Given task: Gather all lines from the material that contain "JSON".

[Dataset rows about figures]
====================
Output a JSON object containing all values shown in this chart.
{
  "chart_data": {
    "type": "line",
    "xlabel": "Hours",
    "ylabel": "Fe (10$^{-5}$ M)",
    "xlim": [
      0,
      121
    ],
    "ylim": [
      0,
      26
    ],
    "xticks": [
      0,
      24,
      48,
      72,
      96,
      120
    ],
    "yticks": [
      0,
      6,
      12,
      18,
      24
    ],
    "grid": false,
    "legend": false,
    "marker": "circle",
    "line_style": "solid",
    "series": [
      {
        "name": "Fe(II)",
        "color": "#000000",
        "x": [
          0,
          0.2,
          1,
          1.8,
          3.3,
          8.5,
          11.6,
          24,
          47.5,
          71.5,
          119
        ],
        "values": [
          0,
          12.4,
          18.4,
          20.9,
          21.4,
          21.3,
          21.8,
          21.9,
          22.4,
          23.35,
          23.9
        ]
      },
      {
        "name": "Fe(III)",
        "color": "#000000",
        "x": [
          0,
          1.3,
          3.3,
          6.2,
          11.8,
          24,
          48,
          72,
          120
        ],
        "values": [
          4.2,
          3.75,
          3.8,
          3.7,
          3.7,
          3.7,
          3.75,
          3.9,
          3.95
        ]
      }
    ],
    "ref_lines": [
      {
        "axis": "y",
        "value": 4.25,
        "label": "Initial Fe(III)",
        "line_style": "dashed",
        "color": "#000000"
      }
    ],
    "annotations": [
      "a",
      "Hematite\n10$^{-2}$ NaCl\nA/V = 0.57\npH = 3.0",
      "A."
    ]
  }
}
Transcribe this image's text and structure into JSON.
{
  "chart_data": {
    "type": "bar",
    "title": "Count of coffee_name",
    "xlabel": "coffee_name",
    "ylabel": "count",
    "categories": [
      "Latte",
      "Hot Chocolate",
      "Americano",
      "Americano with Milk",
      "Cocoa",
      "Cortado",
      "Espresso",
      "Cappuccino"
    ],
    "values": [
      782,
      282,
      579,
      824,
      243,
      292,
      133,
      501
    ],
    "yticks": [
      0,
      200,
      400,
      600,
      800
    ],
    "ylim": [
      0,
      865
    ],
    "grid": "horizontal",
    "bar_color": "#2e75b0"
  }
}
====================
Reply to the exercise:
Output a JSON object containing all values shown in this chart.
Transcribe this image's text and structure into JSON.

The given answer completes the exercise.